• PROBLEM DETAILS
Extract, from the records beneath this instruction, each line that contains the word "agua".
#####
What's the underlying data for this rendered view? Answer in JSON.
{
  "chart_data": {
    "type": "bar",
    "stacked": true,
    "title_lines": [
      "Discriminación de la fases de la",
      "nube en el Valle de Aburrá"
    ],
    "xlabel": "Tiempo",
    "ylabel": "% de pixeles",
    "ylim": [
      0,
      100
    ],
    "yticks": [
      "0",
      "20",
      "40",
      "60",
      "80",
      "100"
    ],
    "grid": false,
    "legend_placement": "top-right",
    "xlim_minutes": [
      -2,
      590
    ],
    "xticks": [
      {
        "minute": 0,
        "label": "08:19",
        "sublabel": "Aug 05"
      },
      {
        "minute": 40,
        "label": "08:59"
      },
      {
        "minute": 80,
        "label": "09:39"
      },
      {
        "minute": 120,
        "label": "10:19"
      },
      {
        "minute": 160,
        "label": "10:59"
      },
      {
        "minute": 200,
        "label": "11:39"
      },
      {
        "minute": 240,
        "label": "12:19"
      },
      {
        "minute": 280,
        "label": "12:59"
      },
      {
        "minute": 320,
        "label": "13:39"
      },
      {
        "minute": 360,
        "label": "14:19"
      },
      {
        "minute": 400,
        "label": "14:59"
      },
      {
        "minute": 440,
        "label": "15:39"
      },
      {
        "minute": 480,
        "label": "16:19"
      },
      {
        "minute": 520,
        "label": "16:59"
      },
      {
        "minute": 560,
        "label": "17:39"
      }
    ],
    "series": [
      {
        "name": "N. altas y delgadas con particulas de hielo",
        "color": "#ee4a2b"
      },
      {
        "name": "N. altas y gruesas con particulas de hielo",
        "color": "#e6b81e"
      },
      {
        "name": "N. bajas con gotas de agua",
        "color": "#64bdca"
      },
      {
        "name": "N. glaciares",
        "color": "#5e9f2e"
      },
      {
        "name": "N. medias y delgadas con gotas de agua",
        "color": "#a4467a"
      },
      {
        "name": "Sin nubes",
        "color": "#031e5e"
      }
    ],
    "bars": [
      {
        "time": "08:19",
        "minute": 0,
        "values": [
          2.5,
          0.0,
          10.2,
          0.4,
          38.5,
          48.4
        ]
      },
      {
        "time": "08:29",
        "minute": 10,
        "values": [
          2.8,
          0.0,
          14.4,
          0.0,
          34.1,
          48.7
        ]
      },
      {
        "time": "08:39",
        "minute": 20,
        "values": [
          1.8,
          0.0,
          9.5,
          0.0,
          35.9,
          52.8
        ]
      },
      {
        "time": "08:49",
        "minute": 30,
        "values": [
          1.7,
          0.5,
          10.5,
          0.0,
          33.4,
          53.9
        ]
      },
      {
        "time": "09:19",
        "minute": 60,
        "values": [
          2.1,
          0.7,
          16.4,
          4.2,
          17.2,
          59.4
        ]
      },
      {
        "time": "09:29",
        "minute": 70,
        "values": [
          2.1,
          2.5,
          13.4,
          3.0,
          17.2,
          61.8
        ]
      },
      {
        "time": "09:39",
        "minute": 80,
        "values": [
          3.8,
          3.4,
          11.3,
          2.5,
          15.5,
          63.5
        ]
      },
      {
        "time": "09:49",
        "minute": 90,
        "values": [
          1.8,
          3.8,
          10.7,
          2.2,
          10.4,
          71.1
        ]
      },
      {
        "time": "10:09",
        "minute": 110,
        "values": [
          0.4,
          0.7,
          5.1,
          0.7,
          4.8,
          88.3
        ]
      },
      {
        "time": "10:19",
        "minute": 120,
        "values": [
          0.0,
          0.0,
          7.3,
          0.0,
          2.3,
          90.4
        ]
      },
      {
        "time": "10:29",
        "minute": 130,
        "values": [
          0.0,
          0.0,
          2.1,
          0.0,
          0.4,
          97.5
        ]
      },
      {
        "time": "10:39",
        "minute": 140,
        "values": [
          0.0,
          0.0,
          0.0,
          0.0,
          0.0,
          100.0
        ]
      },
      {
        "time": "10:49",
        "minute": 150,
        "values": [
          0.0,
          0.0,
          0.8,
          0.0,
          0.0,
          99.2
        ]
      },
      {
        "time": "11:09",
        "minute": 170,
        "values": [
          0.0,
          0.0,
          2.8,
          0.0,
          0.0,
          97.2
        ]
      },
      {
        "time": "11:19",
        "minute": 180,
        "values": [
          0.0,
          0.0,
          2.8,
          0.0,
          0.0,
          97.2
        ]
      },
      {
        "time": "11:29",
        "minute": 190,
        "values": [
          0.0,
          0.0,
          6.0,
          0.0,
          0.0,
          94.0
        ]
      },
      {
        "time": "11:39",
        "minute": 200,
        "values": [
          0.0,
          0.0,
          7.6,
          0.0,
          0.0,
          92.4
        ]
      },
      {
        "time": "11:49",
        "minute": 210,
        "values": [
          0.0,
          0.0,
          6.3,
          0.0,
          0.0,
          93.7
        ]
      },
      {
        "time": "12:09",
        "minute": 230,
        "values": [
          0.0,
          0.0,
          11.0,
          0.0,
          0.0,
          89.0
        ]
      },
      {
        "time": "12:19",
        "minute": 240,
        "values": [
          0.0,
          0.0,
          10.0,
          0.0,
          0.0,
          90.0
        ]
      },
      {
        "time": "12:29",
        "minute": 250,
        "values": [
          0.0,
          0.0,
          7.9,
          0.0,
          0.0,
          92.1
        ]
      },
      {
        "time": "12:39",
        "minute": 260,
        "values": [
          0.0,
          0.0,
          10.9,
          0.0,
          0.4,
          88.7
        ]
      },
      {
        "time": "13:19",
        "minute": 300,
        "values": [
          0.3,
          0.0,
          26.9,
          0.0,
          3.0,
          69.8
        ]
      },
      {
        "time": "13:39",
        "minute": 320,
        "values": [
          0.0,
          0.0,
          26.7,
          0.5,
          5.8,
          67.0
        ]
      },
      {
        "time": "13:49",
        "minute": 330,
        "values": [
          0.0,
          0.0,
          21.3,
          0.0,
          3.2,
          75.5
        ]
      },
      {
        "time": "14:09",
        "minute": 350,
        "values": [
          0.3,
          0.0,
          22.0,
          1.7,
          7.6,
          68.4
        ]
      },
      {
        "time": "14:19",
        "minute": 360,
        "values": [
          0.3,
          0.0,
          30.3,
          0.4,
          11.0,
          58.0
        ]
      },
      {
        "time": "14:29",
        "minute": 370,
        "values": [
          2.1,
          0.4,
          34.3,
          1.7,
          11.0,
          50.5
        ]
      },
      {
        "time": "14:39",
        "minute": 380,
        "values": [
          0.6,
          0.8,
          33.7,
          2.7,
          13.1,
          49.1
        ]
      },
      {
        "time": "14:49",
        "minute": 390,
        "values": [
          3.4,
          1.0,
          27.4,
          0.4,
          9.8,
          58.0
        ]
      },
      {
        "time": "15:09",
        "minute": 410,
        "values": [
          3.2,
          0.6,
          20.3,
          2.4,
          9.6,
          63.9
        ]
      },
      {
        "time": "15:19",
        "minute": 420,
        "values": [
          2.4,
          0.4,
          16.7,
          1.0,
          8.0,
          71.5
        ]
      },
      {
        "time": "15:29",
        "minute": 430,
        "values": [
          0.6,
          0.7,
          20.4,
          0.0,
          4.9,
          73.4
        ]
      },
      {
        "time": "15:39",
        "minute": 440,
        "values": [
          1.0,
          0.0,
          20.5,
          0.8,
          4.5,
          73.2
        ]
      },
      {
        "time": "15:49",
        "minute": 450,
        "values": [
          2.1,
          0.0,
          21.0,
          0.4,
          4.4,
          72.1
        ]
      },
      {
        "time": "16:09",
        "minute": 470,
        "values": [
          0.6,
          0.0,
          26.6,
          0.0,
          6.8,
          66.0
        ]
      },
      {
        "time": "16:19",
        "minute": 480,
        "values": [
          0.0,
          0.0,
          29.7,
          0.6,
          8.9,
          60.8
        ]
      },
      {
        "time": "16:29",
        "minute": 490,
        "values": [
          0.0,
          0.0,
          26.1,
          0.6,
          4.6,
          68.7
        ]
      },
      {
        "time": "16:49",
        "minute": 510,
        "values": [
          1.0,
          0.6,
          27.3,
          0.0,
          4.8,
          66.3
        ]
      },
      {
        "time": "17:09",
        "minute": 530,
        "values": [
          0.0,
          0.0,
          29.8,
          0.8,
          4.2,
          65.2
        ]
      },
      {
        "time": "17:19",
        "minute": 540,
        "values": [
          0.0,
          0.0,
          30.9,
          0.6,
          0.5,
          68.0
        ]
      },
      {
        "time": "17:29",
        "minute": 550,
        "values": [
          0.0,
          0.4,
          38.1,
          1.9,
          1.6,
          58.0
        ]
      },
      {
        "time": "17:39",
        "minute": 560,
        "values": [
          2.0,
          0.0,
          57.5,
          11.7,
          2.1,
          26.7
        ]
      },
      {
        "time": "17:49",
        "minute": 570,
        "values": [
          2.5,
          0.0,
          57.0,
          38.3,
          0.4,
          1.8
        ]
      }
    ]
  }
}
#####
• CORRECT ANSWER
        "name": "N. bajas con gotas de agua",
        "name": "N. medias y delgadas con gotas de agua",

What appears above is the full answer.